> **Exercise prompt**
Report back each line of the records that contains the string "cours".
--- BEGIN Provided records ---
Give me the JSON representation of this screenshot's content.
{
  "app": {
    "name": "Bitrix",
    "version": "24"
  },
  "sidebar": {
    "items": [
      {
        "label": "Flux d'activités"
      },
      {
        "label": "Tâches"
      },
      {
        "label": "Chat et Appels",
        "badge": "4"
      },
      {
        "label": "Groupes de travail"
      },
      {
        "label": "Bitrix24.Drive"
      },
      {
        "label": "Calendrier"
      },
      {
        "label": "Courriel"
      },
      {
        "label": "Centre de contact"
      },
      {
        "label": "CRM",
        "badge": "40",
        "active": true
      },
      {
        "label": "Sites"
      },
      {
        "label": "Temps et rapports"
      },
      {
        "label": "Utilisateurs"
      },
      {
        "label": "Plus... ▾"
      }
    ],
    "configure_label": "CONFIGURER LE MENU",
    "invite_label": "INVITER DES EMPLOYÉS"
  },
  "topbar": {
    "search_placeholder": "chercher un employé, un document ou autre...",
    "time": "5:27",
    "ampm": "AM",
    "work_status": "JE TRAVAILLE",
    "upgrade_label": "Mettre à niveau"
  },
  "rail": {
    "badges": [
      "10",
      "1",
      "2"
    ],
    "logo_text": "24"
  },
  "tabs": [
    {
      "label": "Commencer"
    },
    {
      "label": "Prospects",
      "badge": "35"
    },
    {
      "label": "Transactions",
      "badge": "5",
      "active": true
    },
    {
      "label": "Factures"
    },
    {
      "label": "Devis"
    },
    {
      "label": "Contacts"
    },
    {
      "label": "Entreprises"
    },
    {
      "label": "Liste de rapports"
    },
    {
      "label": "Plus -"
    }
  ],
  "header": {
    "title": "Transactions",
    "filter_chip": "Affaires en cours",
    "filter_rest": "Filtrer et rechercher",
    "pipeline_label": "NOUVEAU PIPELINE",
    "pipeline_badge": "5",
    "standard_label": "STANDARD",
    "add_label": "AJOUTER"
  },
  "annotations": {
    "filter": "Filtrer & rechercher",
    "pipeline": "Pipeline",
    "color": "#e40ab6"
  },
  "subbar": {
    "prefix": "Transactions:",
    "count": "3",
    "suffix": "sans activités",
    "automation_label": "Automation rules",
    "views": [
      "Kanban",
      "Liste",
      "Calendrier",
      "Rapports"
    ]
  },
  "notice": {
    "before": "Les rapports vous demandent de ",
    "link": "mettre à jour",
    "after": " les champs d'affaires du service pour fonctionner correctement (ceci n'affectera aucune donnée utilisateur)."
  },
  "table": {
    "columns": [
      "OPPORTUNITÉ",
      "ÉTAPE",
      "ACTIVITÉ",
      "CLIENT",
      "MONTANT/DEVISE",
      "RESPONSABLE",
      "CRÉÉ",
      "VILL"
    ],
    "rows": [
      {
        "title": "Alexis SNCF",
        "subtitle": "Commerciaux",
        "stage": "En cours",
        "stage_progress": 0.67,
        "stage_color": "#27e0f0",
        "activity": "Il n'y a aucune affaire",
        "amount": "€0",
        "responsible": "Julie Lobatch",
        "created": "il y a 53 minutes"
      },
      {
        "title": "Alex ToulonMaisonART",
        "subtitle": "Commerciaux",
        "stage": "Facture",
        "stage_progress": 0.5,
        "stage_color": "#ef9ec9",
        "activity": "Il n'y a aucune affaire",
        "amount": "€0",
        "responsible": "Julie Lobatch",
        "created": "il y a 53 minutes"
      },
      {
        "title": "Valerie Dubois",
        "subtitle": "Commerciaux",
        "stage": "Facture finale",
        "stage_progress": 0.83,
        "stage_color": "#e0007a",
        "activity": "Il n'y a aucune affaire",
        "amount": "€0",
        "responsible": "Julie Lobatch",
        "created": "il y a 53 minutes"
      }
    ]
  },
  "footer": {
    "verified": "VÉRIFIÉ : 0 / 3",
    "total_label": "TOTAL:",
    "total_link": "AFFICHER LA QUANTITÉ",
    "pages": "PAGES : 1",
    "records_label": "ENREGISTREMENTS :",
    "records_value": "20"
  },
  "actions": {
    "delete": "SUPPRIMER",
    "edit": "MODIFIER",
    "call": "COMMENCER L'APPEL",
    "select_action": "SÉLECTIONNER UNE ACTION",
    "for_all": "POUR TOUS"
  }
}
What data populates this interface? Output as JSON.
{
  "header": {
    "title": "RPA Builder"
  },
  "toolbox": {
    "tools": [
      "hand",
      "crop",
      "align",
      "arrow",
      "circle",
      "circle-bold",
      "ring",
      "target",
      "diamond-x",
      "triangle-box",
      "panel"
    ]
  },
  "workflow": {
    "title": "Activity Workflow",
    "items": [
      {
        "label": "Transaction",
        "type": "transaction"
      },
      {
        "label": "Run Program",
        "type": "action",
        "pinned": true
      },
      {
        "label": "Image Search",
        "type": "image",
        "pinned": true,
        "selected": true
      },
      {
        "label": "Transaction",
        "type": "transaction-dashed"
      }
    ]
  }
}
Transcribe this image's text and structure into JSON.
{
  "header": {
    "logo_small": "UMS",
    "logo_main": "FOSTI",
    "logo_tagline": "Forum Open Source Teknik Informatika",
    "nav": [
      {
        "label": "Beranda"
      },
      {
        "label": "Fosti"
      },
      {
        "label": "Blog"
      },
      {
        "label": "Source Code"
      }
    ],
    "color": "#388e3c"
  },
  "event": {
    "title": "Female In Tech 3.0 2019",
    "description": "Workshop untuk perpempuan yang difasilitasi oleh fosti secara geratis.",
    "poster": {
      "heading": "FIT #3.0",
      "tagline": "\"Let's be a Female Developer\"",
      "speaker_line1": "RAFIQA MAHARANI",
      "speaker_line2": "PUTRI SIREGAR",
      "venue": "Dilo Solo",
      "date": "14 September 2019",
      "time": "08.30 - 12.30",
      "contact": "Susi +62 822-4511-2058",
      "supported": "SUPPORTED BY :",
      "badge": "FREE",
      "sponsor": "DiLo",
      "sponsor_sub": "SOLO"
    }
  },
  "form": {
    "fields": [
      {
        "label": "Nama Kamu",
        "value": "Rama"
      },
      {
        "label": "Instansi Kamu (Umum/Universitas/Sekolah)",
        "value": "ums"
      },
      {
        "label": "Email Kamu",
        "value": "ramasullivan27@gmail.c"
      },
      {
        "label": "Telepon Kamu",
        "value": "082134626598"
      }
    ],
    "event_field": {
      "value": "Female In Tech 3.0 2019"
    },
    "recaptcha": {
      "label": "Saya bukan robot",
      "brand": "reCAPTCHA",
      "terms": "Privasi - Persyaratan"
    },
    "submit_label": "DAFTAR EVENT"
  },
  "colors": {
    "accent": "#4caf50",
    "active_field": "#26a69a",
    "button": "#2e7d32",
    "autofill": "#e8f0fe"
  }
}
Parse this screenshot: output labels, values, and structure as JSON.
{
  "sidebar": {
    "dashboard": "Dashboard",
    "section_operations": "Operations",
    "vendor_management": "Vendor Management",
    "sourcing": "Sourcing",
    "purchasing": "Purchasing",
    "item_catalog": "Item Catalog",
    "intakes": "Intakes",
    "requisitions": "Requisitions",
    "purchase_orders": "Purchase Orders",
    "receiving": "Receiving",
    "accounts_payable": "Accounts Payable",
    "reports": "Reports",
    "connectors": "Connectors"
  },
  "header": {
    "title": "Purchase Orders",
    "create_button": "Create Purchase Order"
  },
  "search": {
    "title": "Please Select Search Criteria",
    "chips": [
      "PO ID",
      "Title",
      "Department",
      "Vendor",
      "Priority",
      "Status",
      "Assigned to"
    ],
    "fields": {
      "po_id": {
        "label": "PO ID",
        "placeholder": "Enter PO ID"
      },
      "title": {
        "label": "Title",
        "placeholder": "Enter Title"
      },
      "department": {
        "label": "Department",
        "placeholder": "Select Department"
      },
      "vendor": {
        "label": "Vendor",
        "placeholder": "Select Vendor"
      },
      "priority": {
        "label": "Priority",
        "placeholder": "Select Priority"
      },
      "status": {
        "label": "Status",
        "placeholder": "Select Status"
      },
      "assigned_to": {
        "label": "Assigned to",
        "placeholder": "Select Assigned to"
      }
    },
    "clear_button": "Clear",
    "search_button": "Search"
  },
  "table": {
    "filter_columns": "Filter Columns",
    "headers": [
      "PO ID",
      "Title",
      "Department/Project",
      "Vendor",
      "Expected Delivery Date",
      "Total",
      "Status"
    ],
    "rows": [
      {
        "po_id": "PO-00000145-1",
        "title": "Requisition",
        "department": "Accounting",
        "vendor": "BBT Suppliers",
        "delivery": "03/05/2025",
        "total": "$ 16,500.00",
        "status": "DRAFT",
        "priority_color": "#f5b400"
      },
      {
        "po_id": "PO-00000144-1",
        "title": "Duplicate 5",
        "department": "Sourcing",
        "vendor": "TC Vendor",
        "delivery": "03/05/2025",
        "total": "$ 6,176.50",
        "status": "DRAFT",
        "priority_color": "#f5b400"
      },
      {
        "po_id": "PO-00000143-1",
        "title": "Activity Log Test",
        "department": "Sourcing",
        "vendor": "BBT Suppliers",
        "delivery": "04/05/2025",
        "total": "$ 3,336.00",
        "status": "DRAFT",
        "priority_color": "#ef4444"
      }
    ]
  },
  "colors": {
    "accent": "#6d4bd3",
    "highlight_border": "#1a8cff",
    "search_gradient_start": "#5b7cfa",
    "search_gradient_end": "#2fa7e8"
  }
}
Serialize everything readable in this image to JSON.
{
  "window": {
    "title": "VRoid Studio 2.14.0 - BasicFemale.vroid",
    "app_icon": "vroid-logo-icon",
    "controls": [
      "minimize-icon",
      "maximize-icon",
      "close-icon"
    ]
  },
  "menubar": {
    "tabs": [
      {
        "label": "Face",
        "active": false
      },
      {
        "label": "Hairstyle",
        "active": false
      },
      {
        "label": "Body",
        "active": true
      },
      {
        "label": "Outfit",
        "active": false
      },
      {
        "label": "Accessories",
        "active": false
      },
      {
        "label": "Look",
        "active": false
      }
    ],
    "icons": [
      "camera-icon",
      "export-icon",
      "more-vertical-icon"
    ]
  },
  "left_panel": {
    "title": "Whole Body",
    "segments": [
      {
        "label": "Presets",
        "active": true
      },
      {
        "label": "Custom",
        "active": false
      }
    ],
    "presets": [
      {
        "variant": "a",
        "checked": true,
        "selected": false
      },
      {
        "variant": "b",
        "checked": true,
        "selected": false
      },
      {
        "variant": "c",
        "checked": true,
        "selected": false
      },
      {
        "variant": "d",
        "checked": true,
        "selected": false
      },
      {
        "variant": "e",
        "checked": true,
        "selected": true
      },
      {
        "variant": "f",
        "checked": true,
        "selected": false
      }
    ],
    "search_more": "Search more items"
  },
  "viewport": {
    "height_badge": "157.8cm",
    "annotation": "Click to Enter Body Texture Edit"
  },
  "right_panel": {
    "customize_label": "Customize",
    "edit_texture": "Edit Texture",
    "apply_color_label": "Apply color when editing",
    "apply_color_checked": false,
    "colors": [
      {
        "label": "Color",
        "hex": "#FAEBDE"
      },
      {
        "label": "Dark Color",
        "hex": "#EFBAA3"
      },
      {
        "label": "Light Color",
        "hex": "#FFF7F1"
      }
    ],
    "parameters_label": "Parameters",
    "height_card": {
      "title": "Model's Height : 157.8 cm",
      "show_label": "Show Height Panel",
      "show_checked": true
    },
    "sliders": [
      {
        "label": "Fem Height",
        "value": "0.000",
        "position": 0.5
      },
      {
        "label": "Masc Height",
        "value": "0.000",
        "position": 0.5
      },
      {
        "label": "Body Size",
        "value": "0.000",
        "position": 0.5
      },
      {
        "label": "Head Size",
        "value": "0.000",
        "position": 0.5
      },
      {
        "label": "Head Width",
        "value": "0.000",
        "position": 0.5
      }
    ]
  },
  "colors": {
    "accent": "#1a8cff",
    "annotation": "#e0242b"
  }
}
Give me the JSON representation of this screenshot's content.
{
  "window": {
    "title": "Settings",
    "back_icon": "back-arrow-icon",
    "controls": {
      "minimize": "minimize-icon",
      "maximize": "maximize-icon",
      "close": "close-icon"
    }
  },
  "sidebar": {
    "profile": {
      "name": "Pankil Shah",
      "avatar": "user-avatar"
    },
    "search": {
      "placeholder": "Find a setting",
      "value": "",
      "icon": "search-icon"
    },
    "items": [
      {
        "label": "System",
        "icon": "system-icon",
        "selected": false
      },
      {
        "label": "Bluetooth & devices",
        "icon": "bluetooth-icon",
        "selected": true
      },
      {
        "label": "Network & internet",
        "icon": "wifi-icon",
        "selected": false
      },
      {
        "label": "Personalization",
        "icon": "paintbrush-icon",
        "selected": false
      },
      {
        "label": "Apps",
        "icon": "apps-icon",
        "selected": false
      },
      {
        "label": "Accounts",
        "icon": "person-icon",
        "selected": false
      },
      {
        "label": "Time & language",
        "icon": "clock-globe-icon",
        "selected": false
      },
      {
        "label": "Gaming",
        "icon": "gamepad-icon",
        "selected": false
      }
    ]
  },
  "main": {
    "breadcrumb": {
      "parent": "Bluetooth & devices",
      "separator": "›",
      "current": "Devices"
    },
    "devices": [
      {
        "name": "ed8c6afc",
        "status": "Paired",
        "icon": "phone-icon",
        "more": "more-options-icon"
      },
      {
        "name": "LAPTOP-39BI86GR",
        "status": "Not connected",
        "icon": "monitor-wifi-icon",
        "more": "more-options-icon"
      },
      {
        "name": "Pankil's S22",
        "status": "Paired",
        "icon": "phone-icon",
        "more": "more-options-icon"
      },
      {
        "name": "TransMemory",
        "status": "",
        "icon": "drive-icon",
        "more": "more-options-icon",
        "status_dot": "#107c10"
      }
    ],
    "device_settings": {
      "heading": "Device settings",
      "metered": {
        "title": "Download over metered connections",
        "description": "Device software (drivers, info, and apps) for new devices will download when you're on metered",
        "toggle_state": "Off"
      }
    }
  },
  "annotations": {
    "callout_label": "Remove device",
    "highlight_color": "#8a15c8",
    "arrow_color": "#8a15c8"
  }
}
--- END Provided records ---
> **Problem solution**
    "filter_chip": "Affaires en cours",
        "stage": "En cours",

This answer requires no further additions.